■ **Problem requirements**: Find how many lines hold the word "deforestation". Give only the number.

═══ Records for this task ═══

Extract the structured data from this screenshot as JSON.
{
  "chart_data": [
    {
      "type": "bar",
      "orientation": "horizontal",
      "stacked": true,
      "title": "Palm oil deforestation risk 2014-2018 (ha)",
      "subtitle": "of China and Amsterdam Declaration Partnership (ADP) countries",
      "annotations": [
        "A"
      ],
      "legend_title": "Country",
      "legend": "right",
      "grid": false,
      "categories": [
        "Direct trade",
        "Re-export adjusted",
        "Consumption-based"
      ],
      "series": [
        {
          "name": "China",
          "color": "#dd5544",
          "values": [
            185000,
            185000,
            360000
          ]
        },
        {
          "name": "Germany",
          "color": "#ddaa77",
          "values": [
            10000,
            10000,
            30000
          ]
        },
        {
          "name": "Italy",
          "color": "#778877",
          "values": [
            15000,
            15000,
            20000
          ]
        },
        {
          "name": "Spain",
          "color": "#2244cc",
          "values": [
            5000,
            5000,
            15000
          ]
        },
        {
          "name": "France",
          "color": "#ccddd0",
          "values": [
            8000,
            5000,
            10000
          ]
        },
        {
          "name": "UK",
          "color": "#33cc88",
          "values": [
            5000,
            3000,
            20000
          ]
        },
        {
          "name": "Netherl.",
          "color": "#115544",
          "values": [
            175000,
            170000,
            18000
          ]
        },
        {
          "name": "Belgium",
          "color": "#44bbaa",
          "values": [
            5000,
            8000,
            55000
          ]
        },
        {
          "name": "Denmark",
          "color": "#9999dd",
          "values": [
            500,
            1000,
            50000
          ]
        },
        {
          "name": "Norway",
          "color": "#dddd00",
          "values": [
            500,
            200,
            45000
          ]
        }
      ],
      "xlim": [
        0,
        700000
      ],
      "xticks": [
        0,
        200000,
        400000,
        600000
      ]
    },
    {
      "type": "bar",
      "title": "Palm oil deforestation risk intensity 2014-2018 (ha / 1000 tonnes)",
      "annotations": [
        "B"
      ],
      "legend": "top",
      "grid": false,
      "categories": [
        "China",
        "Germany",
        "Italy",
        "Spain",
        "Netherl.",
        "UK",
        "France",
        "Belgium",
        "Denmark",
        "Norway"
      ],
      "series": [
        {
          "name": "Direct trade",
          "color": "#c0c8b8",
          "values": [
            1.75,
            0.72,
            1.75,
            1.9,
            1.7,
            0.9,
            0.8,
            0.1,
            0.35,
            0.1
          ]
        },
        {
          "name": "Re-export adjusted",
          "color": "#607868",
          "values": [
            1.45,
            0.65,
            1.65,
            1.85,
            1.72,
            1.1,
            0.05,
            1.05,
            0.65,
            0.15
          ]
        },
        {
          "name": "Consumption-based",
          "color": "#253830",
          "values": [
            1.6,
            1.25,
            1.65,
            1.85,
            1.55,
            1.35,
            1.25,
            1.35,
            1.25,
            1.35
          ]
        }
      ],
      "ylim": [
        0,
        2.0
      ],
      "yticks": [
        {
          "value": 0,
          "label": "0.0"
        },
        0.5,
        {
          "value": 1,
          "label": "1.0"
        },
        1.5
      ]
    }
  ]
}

═══

■ **Response**: 2